**Aim of the task**
Output the material below in full, exactly as it is.
# # # #
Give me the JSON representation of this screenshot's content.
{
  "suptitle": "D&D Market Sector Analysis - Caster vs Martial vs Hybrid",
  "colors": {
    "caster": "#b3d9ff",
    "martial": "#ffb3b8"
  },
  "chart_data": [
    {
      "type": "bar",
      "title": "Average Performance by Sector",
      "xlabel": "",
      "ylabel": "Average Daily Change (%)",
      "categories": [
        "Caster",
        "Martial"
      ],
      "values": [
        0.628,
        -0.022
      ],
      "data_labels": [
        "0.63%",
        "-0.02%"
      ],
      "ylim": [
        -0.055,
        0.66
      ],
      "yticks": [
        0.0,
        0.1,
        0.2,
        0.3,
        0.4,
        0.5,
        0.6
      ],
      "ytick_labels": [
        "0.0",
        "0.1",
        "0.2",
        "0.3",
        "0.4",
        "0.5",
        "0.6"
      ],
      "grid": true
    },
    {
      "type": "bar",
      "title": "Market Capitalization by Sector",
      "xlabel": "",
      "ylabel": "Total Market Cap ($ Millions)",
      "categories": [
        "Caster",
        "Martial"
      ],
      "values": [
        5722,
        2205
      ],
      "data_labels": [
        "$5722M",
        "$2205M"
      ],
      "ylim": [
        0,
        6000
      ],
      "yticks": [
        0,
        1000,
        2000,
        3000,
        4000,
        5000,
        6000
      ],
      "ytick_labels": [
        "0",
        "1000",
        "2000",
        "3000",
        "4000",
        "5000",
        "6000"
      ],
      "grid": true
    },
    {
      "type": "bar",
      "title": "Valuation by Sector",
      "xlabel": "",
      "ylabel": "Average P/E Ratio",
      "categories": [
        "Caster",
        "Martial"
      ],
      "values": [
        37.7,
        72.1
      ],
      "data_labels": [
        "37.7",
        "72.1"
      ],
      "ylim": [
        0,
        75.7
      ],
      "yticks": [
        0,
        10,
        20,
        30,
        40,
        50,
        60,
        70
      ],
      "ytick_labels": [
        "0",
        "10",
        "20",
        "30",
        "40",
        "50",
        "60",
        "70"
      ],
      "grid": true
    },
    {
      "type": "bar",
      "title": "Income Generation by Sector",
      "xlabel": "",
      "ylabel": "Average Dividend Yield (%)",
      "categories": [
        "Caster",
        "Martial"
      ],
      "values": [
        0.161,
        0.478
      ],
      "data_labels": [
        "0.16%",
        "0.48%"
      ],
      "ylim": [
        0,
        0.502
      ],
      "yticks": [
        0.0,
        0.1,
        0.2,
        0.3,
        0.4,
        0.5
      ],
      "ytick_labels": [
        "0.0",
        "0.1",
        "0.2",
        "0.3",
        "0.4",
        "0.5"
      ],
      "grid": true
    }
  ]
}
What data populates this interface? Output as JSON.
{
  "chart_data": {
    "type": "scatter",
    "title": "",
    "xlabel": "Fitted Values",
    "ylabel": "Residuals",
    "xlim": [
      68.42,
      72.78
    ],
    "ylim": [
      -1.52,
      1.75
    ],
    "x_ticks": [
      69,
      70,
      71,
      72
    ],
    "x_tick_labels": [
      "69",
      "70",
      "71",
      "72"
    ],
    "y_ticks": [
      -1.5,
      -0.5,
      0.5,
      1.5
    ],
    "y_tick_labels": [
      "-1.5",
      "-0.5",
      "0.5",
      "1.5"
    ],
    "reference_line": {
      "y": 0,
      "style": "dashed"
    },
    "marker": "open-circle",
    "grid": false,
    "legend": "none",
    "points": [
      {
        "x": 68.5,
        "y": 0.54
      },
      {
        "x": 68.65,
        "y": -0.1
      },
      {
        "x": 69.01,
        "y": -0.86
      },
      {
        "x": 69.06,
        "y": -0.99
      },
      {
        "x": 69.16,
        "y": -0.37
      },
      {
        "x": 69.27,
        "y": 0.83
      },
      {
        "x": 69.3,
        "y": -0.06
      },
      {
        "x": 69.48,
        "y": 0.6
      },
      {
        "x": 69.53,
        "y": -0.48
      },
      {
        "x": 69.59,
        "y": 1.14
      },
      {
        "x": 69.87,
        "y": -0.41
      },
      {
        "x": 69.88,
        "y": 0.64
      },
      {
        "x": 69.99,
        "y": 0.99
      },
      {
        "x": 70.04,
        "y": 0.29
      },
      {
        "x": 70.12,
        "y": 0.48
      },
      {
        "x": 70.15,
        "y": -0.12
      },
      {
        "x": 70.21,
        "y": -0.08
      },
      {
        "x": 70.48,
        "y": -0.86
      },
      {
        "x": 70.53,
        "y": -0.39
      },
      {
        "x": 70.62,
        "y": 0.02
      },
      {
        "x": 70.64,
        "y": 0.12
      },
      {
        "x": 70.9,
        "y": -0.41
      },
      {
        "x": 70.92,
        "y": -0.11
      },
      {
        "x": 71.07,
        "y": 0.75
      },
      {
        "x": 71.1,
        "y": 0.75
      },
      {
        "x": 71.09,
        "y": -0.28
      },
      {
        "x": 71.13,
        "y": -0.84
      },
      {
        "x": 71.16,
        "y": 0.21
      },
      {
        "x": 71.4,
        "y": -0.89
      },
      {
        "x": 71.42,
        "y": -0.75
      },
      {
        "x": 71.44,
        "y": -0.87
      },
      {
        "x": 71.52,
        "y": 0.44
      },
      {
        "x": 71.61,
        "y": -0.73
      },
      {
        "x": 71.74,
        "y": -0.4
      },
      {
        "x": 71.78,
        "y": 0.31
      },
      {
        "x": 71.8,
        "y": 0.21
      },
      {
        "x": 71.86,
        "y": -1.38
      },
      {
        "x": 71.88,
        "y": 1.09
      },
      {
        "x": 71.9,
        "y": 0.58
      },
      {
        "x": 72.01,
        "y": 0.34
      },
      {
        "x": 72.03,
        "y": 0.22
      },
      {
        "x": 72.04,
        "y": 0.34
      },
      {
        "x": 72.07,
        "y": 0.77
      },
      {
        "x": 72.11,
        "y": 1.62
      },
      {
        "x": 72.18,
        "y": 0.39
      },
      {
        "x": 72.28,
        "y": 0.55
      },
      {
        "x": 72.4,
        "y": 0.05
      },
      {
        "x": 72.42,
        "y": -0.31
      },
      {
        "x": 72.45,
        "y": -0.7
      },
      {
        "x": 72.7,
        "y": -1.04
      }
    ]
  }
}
# # # #
**Response to the exercise**
Give me the JSON representation of this screenshot's content.
{
  "suptitle": "D&D Market Sector Analysis - Caster vs Martial vs Hybrid",
  "colors": {
    "caster": "#b3d9ff",
    "martial": "#ffb3b8"
  },
  "chart_data": [
    {
      "type": "bar",
      "title": "Average Performance by Sector",
      "xlabel": "",
      "ylabel": "Average Daily Change (%)",
      "categories": [
        "Caster",
        "Martial"
      ],
      "values": [
        0.628,
        -0.022
      ],
      "data_labels": [
        "0.63%",
        "-0.02%"
      ],
      "ylim": [
        -0.055,
        0.66
      ],
      "yticks": [
        0.0,
        0.1,
        0.2,
        0.3,
        0.4,
        0.5,
        0.6
      ],
      "ytick_labels": [
        "0.0",
        "0.1",
        "0.2",
        "0.3",
        "0.4",
        "0.5",
        "0.6"
      ],
      "grid": true
    },
    {
      "type": "bar",
      "title": "Market Capitalization by Sector",
      "xlabel": "",
      "ylabel": "Total Market Cap ($ Millions)",
      "categories": [
        "Caster",
        "Martial"
      ],
      "values": [
        5722,
        2205
      ],
      "data_labels": [
        "$5722M",
        "$2205M"
      ],
      "ylim": [
        0,
        6000
      ],
      "yticks": [
        0,
        1000,
        2000,
        3000,
        4000,
        5000,
        6000
      ],
      "ytick_labels": [
        "0",
        "1000",
        "2000",
        "3000",
        "4000",
        "5000",
        "6000"
      ],
      "grid": true
    },
    {
      "type": "bar",
      "title": "Valuation by Sector",
      "xlabel": "",
      "ylabel": "Average P/E Ratio",
      "categories": [
        "Caster",
        "Martial"
      ],
      "values": [
        37.7,
        72.1
      ],
      "data_labels": [
        "37.7",
        "72.1"
      ],
      "ylim": [
        0,
        75.7
      ],
      "yticks": [
        0,
        10,
        20,
        30,
        40,
        50,
        60,
        70
      ],
      "ytick_labels": [
        "0",
        "10",
        "20",
        "30",
        "40",
        "50",
        "60",
        "70"
      ],
      "grid": true
    },
    {
      "type": "bar",
      "title": "Income Generation by Sector",
      "xlabel": "",
      "ylabel": "Average Dividend Yield (%)",
      "categories": [
        "Caster",
        "Martial"
      ],
      "values": [
        0.161,
        0.478
      ],
      "data_labels": [
        "0.16%",
        "0.48%"
      ],
      "ylim": [
        0,
        0.502
      ],
      "yticks": [
        0.0,
        0.1,
        0.2,
        0.3,
        0.4,
        0.5
      ],
      "ytick_labels": [
        "0.0",
        "0.1",
        "0.2",
        "0.3",
        "0.4",
        "0.5"
      ],
      "grid": true
    }
  ]
}
What data populates this interface? Output as JSON.
{
  "chart_data": {
    "type": "scatter",
    "title": "",
    "xlabel": "Fitted Values",
    "ylabel": "Residuals",
    "xlim": [
      68.42,
      72.78
    ],
    "ylim": [
      -1.52,
      1.75
    ],
    "x_ticks": [
      69,
      70,
      71,
      72
    ],
    "x_tick_labels": [
      "69",
      "70",
      "71",
      "72"
    ],
    "y_ticks": [
      -1.5,
      -0.5,
      0.5,
      1.5
    ],
    "y_tick_labels": [
      "-1.5",
      "-0.5",
      "0.5",
      "1.5"
    ],
    "reference_line": {
      "y": 0,
      "style": "dashed"
    },
    "marker": "open-circle",
    "grid": false,
    "legend": "none",
    "points": [
      {
        "x": 68.5,
        "y": 0.54
      },
      {
        "x": 68.65,
        "y": -0.1
      },
      {
        "x": 69.01,
        "y": -0.86
      },
      {
        "x": 69.06,
        "y": -0.99
      },
      {
        "x": 69.16,
        "y": -0.37
      },
      {
        "x": 69.27,
        "y": 0.83
      },
      {
        "x": 69.3,
        "y": -0.06
      },
      {
        "x": 69.48,
        "y": 0.6
      },
      {
        "x": 69.53,
        "y": -0.48
      },
      {
        "x": 69.59,
        "y": 1.14
      },
      {
        "x": 69.87,
        "y": -0.41
      },
      {
        "x": 69.88,
        "y": 0.64
      },
      {
        "x": 69.99,
        "y": 0.99
      },
      {
        "x": 70.04,
        "y": 0.29
      },
      {
        "x": 70.12,
        "y": 0.48
      },
      {
        "x": 70.15,
        "y": -0.12
      },
      {
        "x": 70.21,
        "y": -0.08
      },
      {
        "x": 70.48,
        "y": -0.86
      },
      {
        "x": 70.53,
        "y": -0.39
      },
      {
        "x": 70.62,
        "y": 0.02
      },
      {
        "x": 70.64,
        "y": 0.12
      },
      {
        "x": 70.9,
        "y": -0.41
      },
      {
        "x": 70.92,
        "y": -0.11
      },
      {
        "x": 71.07,
        "y": 0.75
      },
      {
        "x": 71.1,
        "y": 0.75
      },
      {
        "x": 71.09,
        "y": -0.28
      },
      {
        "x": 71.13,
        "y": -0.84
      },
      {
        "x": 71.16,
        "y": 0.21
      },
      {
        "x": 71.4,
        "y": -0.89
      },
      {
        "x": 71.42,
        "y": -0.75
      },
      {
        "x": 71.44,
        "y": -0.87
      },
      {
        "x": 71.52,
        "y": 0.44
      },
      {
        "x": 71.61,
        "y": -0.73
      },
      {
        "x": 71.74,
        "y": -0.4
      },
      {
        "x": 71.78,
        "y": 0.31
      },
      {
        "x": 71.8,
        "y": 0.21
      },
      {
        "x": 71.86,
        "y": -1.38
      },
      {
        "x": 71.88,
        "y": 1.09
      },
      {
        "x": 71.9,
        "y": 0.58
      },
      {
        "x": 72.01,
        "y": 0.34
      },
      {
        "x": 72.03,
        "y": 0.22
      },
      {
        "x": 72.04,
        "y": 0.34
      },
      {
        "x": 72.07,
        "y": 0.77
      },
      {
        "x": 72.11,
        "y": 1.62
      },
      {
        "x": 72.18,
        "y": 0.39
      },
      {
        "x": 72.28,
        "y": 0.55
      },
      {
        "x": 72.4,
        "y": 0.05
      },
      {
        "x": 72.42,
        "y": -0.31
      },
      {
        "x": 72.45,
        "y": -0.7
      },
      {
        "x": 72.7,
        "y": -1.04
      }
    ]
  }
}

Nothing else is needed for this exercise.